__What you will do__. Restate the full set of records exactly, word for word.

^^^^^^^^^^^^^^^^

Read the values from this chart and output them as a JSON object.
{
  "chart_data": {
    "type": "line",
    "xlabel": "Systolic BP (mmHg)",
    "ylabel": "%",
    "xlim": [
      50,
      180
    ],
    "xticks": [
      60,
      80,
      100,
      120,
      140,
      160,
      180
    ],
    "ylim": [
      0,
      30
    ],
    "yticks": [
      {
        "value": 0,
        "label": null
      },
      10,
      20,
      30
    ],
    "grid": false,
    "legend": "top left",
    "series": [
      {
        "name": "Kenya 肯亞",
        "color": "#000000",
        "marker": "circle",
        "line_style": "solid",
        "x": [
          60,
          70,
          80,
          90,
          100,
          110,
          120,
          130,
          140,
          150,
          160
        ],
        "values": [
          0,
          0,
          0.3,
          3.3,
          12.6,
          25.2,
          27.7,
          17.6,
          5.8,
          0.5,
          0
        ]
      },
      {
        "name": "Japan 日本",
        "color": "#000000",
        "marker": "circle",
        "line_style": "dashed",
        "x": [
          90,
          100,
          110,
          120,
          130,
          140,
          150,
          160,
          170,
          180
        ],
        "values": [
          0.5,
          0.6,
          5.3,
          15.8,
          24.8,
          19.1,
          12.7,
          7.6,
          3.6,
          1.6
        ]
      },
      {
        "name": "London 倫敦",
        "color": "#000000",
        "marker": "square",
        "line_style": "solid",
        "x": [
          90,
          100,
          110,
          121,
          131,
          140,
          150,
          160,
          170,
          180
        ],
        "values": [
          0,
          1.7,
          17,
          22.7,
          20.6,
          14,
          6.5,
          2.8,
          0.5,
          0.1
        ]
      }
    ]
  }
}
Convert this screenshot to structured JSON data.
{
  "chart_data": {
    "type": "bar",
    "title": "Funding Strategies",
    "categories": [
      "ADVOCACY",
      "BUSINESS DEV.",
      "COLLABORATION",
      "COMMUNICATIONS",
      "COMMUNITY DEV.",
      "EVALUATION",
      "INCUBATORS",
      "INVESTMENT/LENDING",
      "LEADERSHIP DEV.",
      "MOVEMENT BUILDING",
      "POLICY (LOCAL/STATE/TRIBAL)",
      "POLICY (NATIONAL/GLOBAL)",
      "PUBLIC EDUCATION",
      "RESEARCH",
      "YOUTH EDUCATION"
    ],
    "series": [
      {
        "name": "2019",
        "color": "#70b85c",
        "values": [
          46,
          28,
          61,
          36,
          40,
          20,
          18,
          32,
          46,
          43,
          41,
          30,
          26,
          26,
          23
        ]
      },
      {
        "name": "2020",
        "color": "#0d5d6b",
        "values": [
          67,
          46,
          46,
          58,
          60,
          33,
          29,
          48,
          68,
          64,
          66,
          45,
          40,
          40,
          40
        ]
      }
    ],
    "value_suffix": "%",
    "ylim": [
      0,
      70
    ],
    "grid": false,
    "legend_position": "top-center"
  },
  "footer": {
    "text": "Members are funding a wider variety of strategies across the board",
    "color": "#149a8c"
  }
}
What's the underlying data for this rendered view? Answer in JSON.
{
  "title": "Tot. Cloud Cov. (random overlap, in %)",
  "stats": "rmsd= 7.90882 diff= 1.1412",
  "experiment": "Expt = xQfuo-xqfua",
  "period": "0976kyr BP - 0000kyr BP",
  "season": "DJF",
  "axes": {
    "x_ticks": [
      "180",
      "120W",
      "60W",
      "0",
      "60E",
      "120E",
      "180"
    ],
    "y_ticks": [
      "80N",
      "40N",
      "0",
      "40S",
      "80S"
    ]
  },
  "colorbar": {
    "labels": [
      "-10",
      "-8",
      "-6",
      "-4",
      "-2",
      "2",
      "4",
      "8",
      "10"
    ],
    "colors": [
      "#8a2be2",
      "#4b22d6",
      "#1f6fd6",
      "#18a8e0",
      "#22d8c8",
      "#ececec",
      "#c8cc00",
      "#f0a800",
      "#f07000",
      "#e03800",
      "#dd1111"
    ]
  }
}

^^^^^^^^^^^^^^^^

__Exercise result__.
Read the values from this chart and output them as a JSON object.
{
  "chart_data": {
    "type": "line",
    "xlabel": "Systolic BP (mmHg)",
    "ylabel": "%",
    "xlim": [
      50,
      180
    ],
    "xticks": [
      60,
      80,
      100,
      120,
      140,
      160,
      180
    ],
    "ylim": [
      0,
      30
    ],
    "yticks": [
      {
        "value": 0,
        "label": null
      },
      10,
      20,
      30
    ],
    "grid": false,
    "legend": "top left",
    "series": [
      {
        "name": "Kenya 肯亞",
        "color": "#000000",
        "marker": "circle",
        "line_style": "solid",
        "x": [
          60,
          70,
          80,
          90,
          100,
          110,
          120,
          130,
          140,
          150,
          160
        ],
        "values": [
          0,
          0,
          0.3,
          3.3,
          12.6,
          25.2,
          27.7,
          17.6,
          5.8,
          0.5,
          0
        ]
      },
      {
        "name": "Japan 日本",
        "color": "#000000",
        "marker": "circle",
        "line_style": "dashed",
        "x": [
          90,
          100,
          110,
          120,
          130,
          140,
          150,
          160,
          170,
          180
        ],
        "values": [
          0.5,
          0.6,
          5.3,
          15.8,
          24.8,
          19.1,
          12.7,
          7.6,
          3.6,
          1.6
        ]
      },
      {
        "name": "London 倫敦",
        "color": "#000000",
        "marker": "square",
        "line_style": "solid",
        "x": [
          90,
          100,
          110,
          121,
          131,
          140,
          150,
          160,
          170,
          180
        ],
        "values": [
          0,
          1.7,
          17,
          22.7,
          20.6,
          14,
          6.5,
          2.8,
          0.5,
          0.1
        ]
      }
    ]
  }
}
Convert this screenshot to structured JSON data.
{
  "chart_data": {
    "type": "bar",
    "title": "Funding Strategies",
    "categories": [
      "ADVOCACY",
      "BUSINESS DEV.",
      "COLLABORATION",
      "COMMUNICATIONS",
      "COMMUNITY DEV.",
      "EVALUATION",
      "INCUBATORS",
      "INVESTMENT/LENDING",
      "LEADERSHIP DEV.",
      "MOVEMENT BUILDING",
      "POLICY (LOCAL/STATE/TRIBAL)",
      "POLICY (NATIONAL/GLOBAL)",
      "PUBLIC EDUCATION",
      "RESEARCH",
      "YOUTH EDUCATION"
    ],
    "series": [
      {
        "name": "2019",
        "color": "#70b85c",
        "values": [
          46,
          28,
          61,
          36,
          40,
          20,
          18,
          32,
          46,
          43,
          41,
          30,
          26,
          26,
          23
        ]
      },
      {
        "name": "2020",
        "color": "#0d5d6b",
        "values": [
          67,
          46,
          46,
          58,
          60,
          33,
          29,
          48,
          68,
          64,
          66,
          45,
          40,
          40,
          40
        ]
      }
    ],
    "value_suffix": "%",
    "ylim": [
      0,
      70
    ],
    "grid": false,
    "legend_position": "top-center"
  },
  "footer": {
    "text": "Members are funding a wider variety of strategies across the board",
    "color": "#149a8c"
  }
}
What's the underlying data for this rendered view? Answer in JSON.
{
  "title": "Tot. Cloud Cov. (random overlap, in %)",
  "stats": "rmsd= 7.90882 diff= 1.1412",
  "experiment": "Expt = xQfuo-xqfua",
  "period": "0976kyr BP - 0000kyr BP",
  "season": "DJF",
  "axes": {
    "x_ticks": [
      "180",
      "120W",
      "60W",
      "0",
      "60E",
      "120E",
      "180"
    ],
    "y_ticks": [
      "80N",
      "40N",
      "0",
      "40S",
      "80S"
    ]
  },
  "colorbar": {
    "labels": [
      "-10",
      "-8",
      "-6",
      "-4",
      "-2",
      "2",
      "4",
      "8",
      "10"
    ],
    "colors": [
      "#8a2be2",
      "#4b22d6",
      "#1f6fd6",
      "#18a8e0",
      "#22d8c8",
      "#ececec",
      "#c8cc00",
      "#f0a800",
      "#f07000",
      "#e03800",
      "#dd1111"
    ]
  }
}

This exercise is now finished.